= Aim =
Restate the records below word for word, and omit the images they hold.

= Dataset records =
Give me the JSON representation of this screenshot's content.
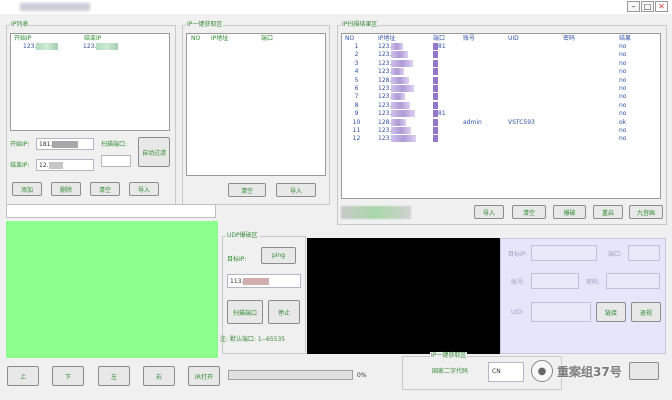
{
  "window": {
    "minimize": "–",
    "maximize": "□",
    "close": "✕"
  },
  "ip_list": {
    "title": "IP列表",
    "headers": [
      "开始IP",
      "结束IP"
    ],
    "row": {
      "start": "123.",
      "end": "123."
    },
    "start_label": "开始IP:",
    "start_value": "181.",
    "end_label": "结束IP:",
    "end_value": "12.",
    "scan_port_label": "扫描端口:",
    "auto_filter": "自动过滤",
    "buttons": {
      "add": "添加",
      "delete": "删除",
      "clear": "清空",
      "import": "导入"
    }
  },
  "ip_one_key": {
    "title": "IP一键获取区",
    "headers": [
      "NO",
      "IP地址",
      "端口"
    ],
    "buttons": {
      "clear": "清空",
      "import": "导入"
    }
  },
  "scan_result": {
    "title": "IP扫描结果区",
    "headers": [
      "NO",
      "IP地址",
      "端口",
      "账号",
      "UID",
      "密码",
      "结果"
    ],
    "rows": [
      {
        "no": "1",
        "ip": "123.",
        "port": "81",
        "account": "",
        "uid": "",
        "result": "no"
      },
      {
        "no": "2",
        "ip": "123.",
        "port": "",
        "account": "",
        "uid": "",
        "result": "no"
      },
      {
        "no": "3",
        "ip": "123.",
        "port": "",
        "account": "",
        "uid": "",
        "result": "no"
      },
      {
        "no": "4",
        "ip": "123.",
        "port": "",
        "account": "",
        "uid": "",
        "result": "no"
      },
      {
        "no": "5",
        "ip": "128.",
        "port": "",
        "account": "",
        "uid": "",
        "result": "no"
      },
      {
        "no": "6",
        "ip": "123.",
        "port": "",
        "account": "",
        "uid": "",
        "result": "no"
      },
      {
        "no": "7",
        "ip": "123.",
        "port": "",
        "account": "",
        "uid": "",
        "result": "no"
      },
      {
        "no": "8",
        "ip": "123.",
        "port": "",
        "account": "",
        "uid": "",
        "result": "no"
      },
      {
        "no": "9",
        "ip": "123.",
        "port": "81",
        "account": "",
        "uid": "",
        "result": "no"
      },
      {
        "no": "10",
        "ip": "128.",
        "port": "",
        "account": "admin",
        "uid": "VSTC593",
        "result": "ok"
      },
      {
        "no": "11",
        "ip": "123.",
        "port": "",
        "account": "",
        "uid": "",
        "result": "no"
      },
      {
        "no": "12",
        "ip": "123.",
        "port": "",
        "account": "",
        "uid": "",
        "result": "no"
      }
    ],
    "buttons": {
      "import": "导入",
      "clear": "清空",
      "explode": "爆破",
      "reset": "重启",
      "nine_screen": "九宫画"
    }
  },
  "udp": {
    "title": "UDP爆破区",
    "target_ip_label": "目标IP:",
    "ping": "ping",
    "target_ip_value": "113.",
    "scan_port": "扫描端口",
    "stop": "停止",
    "note": "注: 默认端口: 1--65535"
  },
  "target_panel": {
    "target_ip_label": "目标IP:",
    "port_label": "端口:",
    "account_label": "账号:",
    "password_label": "密码:",
    "uid_label": "UID:",
    "connect": "链接",
    "exit": "退视"
  },
  "bottom": {
    "up": "上",
    "down": "下",
    "left": "左",
    "right": "右",
    "ir": "IR打开",
    "progress_percent": 0,
    "progress_text": "0%"
  },
  "ip_acquire": {
    "title": "IP一键获取区",
    "label": "国家二字代码",
    "value": "CN"
  },
  "watermark": {
    "text": "重案组37号"
  },
  "colors": {
    "green_panel": "#8cff8c",
    "video_black": "#000000",
    "lavender": "#e6e6fa",
    "label_green": "#2c8a2c"
  }
}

= Reply =
Give me the JSON representation of this screenshot's content.
{
  "window": {
    "minimize": "–",
    "maximize": "□",
    "close": "✕"
  },
  "ip_list": {
    "title": "IP列表",
    "headers": [
      "开始IP",
      "结束IP"
    ],
    "row": {
      "start": "123.",
      "end": "123."
    },
    "start_label": "开始IP:",
    "start_value": "181.",
    "end_label": "结束IP:",
    "end_value": "12.",
    "scan_port_label": "扫描端口:",
    "auto_filter": "自动过滤",
    "buttons": {
      "add": "添加",
      "delete": "删除",
      "clear": "清空",
      "import": "导入"
    }
  },
  "ip_one_key": {
    "title": "IP一键获取区",
    "headers": [
      "NO",
      "IP地址",
      "端口"
    ],
    "buttons": {
      "clear": "清空",
      "import": "导入"
    }
  },
  "scan_result": {
    "title": "IP扫描结果区",
    "headers": [
      "NO",
      "IP地址",
      "端口",
      "账号",
      "UID",
      "密码",
      "结果"
    ],
    "rows": [
      {
        "no": "1",
        "ip": "123.",
        "port": "81",
        "account": "",
        "uid": "",
        "result": "no"
      },
      {
        "no": "2",
        "ip": "123.",
        "port": "",
        "account": "",
        "uid": "",
        "result": "no"
      },
      {
        "no": "3",
        "ip": "123.",
        "port": "",
        "account": "",
        "uid": "",
        "result": "no"
      },
      {
        "no": "4",
        "ip": "123.",
        "port": "",
        "account": "",
        "uid": "",
        "result": "no"
      },
      {
        "no": "5",
        "ip": "128.",
        "port": "",
        "account": "",
        "uid": "",
        "result": "no"
      },
      {
        "no": "6",
        "ip": "123.",
        "port": "",
        "account": "",
        "uid": "",
        "result": "no"
      },
      {
        "no": "7",
        "ip": "123.",
        "port": "",
        "account": "",
        "uid": "",
        "result": "no"
      },
      {
        "no": "8",
        "ip": "123.",
        "port": "",
        "account": "",
        "uid": "",
        "result": "no"
      },
      {
        "no": "9",
        "ip": "123.",
        "port": "81",
        "account": "",
        "uid": "",
        "result": "no"
      },
      {
        "no": "10",
        "ip": "128.",
        "port": "",
        "account": "admin",
        "uid": "VSTC593",
        "result": "ok"
      },
      {
        "no": "11",
        "ip": "123.",
        "port": "",
        "account": "",
        "uid": "",
        "result": "no"
      },
      {
        "no": "12",
        "ip": "123.",
        "port": "",
        "account": "",
        "uid": "",
        "result": "no"
      }
    ],
    "buttons": {
      "import": "导入",
      "clear": "清空",
      "explode": "爆破",
      "reset": "重启",
      "nine_screen": "九宫画"
    }
  },
  "udp": {
    "title": "UDP爆破区",
    "target_ip_label": "目标IP:",
    "ping": "ping",
    "target_ip_value": "113.",
    "scan_port": "扫描端口",
    "stop": "停止",
    "note": "注: 默认端口: 1--65535"
  },
  "target_panel": {
    "target_ip_label": "目标IP:",
    "port_label": "端口:",
    "account_label": "账号:",
    "password_label": "密码:",
    "uid_label": "UID:",
    "connect": "链接",
    "exit": "退视"
  },
  "bottom": {
    "up": "上",
    "down": "下",
    "left": "左",
    "right": "右",
    "ir": "IR打开",
    "progress_percent": 0,
    "progress_text": "0%"
  },
  "ip_acquire": {
    "title": "IP一键获取区",
    "label": "国家二字代码",
    "value": "CN"
  },
  "watermark": {
    "text": "重案组37号"
  },
  "colors": {
    "green_panel": "#8cff8c",
    "video_black": "#000000",
    "lavender": "#e6e6fa",
    "label_green": "#2c8a2c"
  }
}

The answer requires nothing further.